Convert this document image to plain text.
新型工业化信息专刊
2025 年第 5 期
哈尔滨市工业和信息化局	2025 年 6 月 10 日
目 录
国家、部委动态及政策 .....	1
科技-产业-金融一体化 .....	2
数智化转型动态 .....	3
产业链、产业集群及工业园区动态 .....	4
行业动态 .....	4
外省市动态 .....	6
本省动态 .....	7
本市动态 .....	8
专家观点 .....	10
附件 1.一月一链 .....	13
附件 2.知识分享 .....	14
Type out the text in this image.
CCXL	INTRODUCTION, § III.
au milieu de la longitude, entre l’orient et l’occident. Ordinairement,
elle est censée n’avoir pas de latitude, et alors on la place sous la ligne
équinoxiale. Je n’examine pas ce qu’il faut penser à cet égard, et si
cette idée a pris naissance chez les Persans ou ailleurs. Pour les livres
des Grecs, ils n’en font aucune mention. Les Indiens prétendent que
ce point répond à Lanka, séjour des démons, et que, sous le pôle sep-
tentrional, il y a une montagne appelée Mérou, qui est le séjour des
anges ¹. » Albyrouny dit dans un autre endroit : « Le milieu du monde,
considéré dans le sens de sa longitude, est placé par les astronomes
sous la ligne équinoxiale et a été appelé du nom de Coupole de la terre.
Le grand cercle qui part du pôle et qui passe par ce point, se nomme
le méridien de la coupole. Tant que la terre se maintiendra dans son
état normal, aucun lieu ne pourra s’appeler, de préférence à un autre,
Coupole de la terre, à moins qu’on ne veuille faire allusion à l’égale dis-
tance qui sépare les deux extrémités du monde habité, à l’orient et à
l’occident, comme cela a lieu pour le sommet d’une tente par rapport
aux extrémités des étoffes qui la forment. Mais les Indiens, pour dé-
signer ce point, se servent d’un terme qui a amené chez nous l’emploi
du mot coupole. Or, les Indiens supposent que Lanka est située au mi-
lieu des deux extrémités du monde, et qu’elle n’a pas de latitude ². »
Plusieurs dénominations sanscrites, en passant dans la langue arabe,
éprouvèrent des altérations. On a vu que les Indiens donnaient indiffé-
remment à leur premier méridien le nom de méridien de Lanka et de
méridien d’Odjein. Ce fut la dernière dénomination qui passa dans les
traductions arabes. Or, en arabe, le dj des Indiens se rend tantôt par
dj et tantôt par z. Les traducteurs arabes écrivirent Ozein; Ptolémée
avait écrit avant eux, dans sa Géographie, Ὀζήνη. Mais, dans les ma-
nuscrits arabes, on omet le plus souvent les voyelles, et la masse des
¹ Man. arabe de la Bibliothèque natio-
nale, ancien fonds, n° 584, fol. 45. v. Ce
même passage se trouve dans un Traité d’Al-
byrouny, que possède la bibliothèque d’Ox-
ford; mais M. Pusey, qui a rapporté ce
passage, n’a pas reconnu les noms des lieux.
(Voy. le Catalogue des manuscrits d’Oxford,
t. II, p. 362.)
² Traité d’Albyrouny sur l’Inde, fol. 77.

════════════════

◆ **STATED EXERCISE**
Copy each line from the records above that includes the string "séjour".

◆ **RESPONSE TO THIS TASK**
ce point répond à Lanka, séjour des démons, et que, sous le pôle sep-
tentrional, il y a une montagne appelée Mérou, qui est le séjour des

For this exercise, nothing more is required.